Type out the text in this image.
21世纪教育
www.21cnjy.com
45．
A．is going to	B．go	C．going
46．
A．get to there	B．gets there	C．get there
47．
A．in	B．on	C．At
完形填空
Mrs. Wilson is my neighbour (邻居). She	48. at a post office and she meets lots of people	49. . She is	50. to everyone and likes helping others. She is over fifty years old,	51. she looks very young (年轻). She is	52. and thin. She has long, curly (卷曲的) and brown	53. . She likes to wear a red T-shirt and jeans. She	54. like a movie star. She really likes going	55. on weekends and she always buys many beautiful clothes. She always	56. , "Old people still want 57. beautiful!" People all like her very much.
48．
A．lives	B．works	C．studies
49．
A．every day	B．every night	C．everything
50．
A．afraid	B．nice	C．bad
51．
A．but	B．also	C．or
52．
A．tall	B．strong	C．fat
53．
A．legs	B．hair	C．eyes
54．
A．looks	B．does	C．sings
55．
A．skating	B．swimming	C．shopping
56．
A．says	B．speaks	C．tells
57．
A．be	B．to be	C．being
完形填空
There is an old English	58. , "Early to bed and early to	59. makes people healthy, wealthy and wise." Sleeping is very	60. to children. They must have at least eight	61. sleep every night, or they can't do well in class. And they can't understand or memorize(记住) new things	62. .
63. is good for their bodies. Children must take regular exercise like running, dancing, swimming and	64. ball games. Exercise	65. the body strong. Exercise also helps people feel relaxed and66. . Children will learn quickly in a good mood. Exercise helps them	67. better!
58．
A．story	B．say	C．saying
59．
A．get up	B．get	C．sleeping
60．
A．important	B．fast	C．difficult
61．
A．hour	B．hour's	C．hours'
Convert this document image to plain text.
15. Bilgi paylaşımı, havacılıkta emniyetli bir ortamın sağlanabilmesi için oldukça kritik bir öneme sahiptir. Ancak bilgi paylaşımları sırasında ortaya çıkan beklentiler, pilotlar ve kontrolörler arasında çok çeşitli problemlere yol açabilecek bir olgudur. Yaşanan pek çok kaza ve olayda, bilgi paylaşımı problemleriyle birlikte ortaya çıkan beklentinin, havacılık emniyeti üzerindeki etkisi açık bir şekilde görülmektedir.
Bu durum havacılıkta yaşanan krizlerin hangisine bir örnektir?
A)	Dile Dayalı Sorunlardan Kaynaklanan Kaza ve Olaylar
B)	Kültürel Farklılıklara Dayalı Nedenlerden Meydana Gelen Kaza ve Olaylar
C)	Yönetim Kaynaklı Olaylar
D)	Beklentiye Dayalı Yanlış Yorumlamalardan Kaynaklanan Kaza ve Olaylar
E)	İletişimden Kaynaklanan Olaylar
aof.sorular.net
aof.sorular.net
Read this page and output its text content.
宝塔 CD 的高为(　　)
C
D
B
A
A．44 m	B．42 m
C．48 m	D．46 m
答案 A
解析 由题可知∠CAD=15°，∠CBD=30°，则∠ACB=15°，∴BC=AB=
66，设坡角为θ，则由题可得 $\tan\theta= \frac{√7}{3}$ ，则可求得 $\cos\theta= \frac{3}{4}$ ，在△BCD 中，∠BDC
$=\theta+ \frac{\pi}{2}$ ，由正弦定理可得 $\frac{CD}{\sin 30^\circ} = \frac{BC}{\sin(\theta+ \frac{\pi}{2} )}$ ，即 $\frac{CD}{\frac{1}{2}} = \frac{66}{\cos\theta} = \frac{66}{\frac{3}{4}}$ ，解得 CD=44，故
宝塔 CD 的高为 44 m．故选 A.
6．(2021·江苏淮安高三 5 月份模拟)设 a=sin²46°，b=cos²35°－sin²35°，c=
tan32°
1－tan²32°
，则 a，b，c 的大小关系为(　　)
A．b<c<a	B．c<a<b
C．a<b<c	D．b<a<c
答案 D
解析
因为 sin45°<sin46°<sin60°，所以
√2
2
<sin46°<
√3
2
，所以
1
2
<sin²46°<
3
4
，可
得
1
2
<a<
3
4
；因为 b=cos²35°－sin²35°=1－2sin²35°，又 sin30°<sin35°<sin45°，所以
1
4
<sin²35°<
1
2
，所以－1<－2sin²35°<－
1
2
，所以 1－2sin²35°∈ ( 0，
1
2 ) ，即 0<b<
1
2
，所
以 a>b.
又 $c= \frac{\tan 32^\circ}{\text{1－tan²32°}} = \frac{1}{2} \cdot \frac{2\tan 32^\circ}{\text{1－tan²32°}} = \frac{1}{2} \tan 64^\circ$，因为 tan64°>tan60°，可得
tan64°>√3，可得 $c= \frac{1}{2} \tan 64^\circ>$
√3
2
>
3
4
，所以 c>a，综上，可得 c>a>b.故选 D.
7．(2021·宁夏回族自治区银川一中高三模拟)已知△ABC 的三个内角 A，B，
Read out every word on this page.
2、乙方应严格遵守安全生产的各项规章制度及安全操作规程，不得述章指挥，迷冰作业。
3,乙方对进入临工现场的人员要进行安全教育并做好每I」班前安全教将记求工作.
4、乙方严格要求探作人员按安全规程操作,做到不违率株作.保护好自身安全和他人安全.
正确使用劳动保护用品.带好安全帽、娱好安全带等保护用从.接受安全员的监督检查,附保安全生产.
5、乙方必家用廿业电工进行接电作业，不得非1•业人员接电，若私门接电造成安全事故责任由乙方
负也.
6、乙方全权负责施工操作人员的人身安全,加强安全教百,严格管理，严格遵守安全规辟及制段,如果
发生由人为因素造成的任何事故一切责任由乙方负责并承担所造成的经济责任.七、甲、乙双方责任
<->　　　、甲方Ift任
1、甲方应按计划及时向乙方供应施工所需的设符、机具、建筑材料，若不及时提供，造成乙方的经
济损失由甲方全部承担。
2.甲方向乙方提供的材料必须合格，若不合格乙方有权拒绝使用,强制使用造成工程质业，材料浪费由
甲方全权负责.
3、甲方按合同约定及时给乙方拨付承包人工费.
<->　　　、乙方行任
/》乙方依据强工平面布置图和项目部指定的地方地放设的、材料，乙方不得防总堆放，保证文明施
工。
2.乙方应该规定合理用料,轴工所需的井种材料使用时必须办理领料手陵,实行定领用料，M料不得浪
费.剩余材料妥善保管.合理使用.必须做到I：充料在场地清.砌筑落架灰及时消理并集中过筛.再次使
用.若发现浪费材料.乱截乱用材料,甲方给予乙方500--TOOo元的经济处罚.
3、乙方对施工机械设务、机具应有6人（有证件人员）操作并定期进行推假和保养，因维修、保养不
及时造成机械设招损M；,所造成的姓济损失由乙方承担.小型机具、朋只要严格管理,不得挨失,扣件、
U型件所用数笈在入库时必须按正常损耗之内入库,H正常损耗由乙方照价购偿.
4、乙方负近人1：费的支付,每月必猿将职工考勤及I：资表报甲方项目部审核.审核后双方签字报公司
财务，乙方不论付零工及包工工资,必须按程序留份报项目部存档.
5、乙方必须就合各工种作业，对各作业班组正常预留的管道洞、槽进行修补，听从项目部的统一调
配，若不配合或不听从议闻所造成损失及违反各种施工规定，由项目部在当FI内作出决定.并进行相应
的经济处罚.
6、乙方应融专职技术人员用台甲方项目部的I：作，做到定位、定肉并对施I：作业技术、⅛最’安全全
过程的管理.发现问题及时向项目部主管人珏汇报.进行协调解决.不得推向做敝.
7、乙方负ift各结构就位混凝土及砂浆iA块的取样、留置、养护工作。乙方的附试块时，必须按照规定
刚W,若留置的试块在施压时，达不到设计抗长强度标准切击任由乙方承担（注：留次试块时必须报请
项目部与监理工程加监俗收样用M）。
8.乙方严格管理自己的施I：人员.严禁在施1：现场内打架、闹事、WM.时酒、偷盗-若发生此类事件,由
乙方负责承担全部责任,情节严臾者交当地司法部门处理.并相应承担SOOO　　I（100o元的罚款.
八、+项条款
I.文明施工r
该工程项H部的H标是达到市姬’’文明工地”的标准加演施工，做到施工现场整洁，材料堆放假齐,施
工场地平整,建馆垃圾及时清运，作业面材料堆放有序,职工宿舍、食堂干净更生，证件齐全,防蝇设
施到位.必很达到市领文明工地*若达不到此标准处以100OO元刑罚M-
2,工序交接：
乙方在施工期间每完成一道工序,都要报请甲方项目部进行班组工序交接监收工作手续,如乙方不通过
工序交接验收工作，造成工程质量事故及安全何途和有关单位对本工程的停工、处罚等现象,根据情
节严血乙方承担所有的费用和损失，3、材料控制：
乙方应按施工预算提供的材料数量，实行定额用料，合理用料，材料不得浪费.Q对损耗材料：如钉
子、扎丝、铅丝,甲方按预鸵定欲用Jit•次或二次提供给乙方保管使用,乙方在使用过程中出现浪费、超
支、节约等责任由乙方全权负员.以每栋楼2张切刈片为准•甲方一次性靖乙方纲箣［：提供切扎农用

> WHAT YOU ARE ASKED TO DO
List every line above that holds the word "image".

> EXPECTED ANSWER
Type out the text in this image.
Convert this document image to plain text.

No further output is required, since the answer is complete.